> _EXERCISE GOAL_:
Drop the pictures from the entries below, then reproduce the rest exactly.

> _SUPPLIED DATA_:
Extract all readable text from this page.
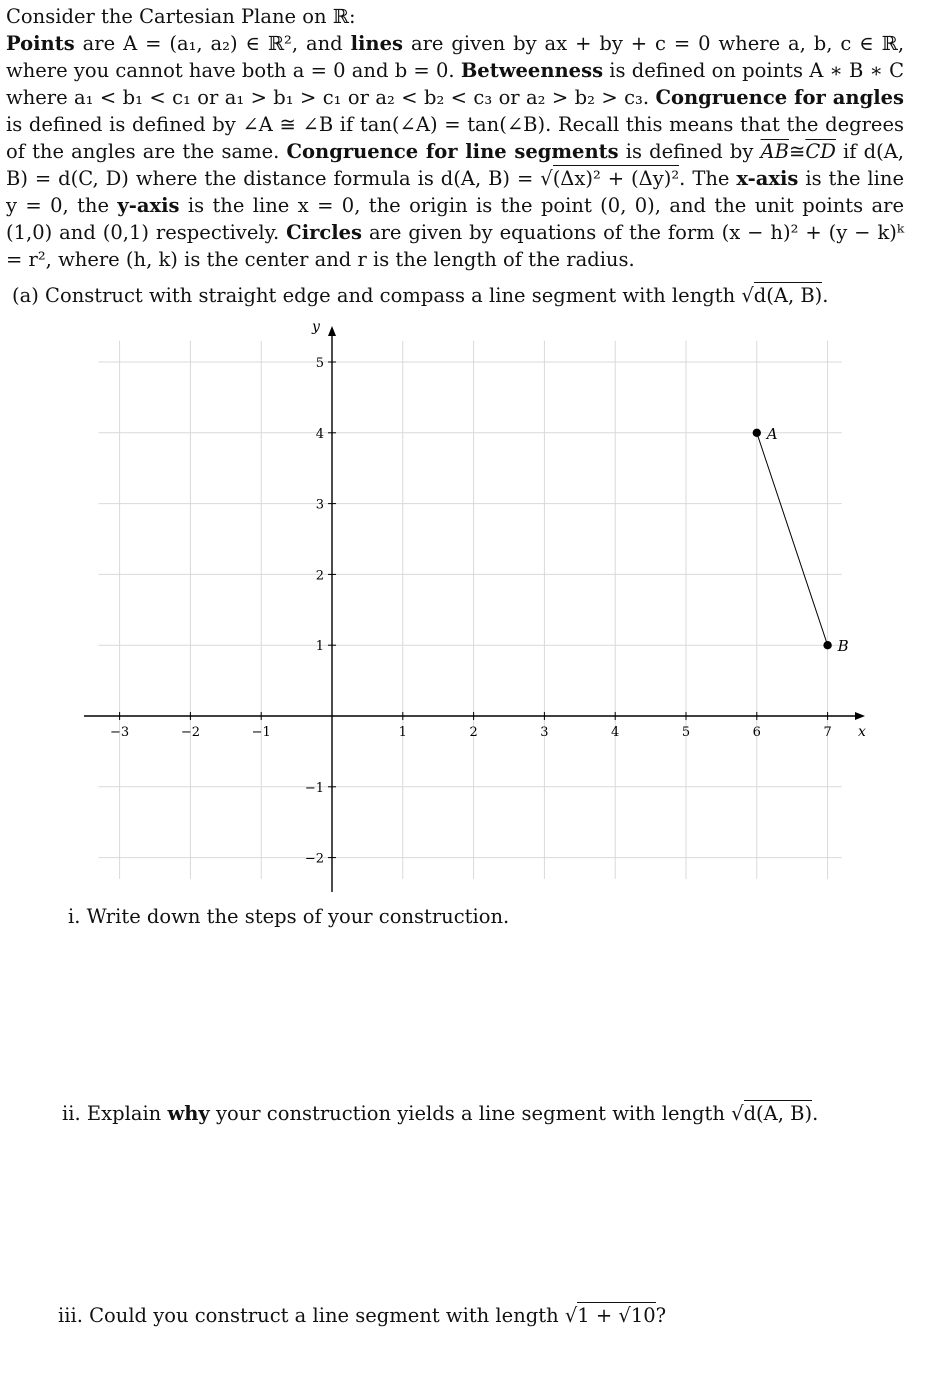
Consider the Cartesian Plane on ℝ:
Points are A = (a₁, a₂) ∈ ℝ², and lines are given by ax + by + c = 0 where a, b, c ∈ ℝ, where you cannot have both a = 0 and b = 0. Betweenness is defined on points A ∗ B ∗ C where a₁ < b₁ < c₁ or a₁ > b₁ > c₁ or a₂ < b₂ < c₃ or a₂ > b₂ > c₃. Congruence for angles is defined is defined by ∠A ≅ ∠B if tan(∠A) = tan(∠B). Recall this means that the degrees of the angles are the same. Congruence for line segments is defined by $\overline{AB}≅\overline{CD}$ if d(A, B) = d(C, D) where the distance formula is d(A, B) = √(Δx)² + (Δy)². The x-axis is the line y = 0, the y-axis is the line x = 0, the origin is the point (0, 0), and the unit points are (1,0) and (0,1) respectively. Circles are given by equations of the form (x − h)² + (y − k)ᵏ = r², where (h, k) is the center and r is the length of the radius.
(a) Construct with straight edge and compass a line segment with length √d(A, B).
x
y
−3	−2	−1	1	2	3	4	5	6	7
5
4
3
2
1
−1
−2
A
B
i. Write down the steps of your construction.
ii. Explain why your construction yields a line segment with length √d(A, B).
iii. Could you construct a line segment with length √1 + √10?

> _TASK SOLUTION_:
Extract all readable text from this page.
Consider the Cartesian Plane on ℝ:
Points are A = (a₁, a₂) ∈ ℝ², and lines are given by ax + by + c = 0 where a, b, c ∈ ℝ, where you cannot have both a = 0 and b = 0. Betweenness is defined on points A ∗ B ∗ C where a₁ < b₁ < c₁ or a₁ > b₁ > c₁ or a₂ < b₂ < c₃ or a₂ > b₂ > c₃. Congruence for angles is defined is defined by ∠A ≅ ∠B if tan(∠A) = tan(∠B). Recall this means that the degrees of the angles are the same. Congruence for line segments is defined by $\overline{AB}≅\overline{CD}$ if d(A, B) = d(C, D) where the distance formula is d(A, B) = √(Δx)² + (Δy)². The x-axis is the line y = 0, the y-axis is the line x = 0, the origin is the point (0, 0), and the unit points are (1,0) and (0,1) respectively. Circles are given by equations of the form (x − h)² + (y − k)ᵏ = r², where (h, k) is the center and r is the length of the radius.
(a) Construct with straight edge and compass a line segment with length √d(A, B).
x
y
−3	−2	−1	1	2	3	4	5	6	7
5
4
3
2
1
−1
−2
A
B
i. Write down the steps of your construction.
ii. Explain why your construction yields a line segment with length √d(A, B).
iii. Could you construct a line segment with length √1 + √10?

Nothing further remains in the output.